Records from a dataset

========

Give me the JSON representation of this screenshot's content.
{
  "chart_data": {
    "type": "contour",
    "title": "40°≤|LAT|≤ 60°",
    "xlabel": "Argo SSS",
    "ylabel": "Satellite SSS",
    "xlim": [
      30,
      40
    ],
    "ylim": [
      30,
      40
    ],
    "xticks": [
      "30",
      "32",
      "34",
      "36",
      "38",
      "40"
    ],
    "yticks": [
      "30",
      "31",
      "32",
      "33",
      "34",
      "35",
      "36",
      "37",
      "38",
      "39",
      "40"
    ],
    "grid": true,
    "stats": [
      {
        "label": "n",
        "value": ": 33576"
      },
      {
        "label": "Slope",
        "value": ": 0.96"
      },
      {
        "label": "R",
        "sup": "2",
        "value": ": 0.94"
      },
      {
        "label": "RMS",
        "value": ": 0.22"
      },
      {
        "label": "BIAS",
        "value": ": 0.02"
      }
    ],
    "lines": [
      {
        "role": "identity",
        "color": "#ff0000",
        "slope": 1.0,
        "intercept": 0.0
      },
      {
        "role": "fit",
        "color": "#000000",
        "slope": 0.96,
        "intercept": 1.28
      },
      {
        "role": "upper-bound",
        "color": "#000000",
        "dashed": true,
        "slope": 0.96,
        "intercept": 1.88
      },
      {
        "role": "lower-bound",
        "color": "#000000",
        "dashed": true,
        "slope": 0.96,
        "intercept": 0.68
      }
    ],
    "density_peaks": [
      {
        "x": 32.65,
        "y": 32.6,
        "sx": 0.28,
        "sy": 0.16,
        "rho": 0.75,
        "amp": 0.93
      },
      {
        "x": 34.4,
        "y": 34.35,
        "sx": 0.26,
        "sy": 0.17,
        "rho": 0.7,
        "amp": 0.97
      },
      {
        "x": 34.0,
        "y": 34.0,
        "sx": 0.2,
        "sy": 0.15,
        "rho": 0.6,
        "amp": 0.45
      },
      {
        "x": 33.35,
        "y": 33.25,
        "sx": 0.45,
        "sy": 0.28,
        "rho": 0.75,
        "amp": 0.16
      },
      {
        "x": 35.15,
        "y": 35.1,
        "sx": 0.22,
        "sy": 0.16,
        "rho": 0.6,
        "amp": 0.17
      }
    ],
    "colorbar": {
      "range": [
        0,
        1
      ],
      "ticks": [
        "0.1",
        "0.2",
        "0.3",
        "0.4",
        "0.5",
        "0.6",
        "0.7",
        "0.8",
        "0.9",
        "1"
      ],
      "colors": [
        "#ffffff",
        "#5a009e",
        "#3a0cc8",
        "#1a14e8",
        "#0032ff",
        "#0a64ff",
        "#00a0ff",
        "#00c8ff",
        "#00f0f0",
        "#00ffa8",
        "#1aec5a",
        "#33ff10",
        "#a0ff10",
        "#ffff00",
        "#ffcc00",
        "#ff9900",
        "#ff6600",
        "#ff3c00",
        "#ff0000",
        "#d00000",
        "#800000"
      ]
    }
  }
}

========

EXERCISE REQUIREMENTS >>
Make a list of all lines in the data that contain "value".

CORRECT RESULT >>
        "value": ": 33576"
        "value": ": 0.96"
        "value": ": 0.94"
        "value": ": 0.22"
        "value": ": 0.02"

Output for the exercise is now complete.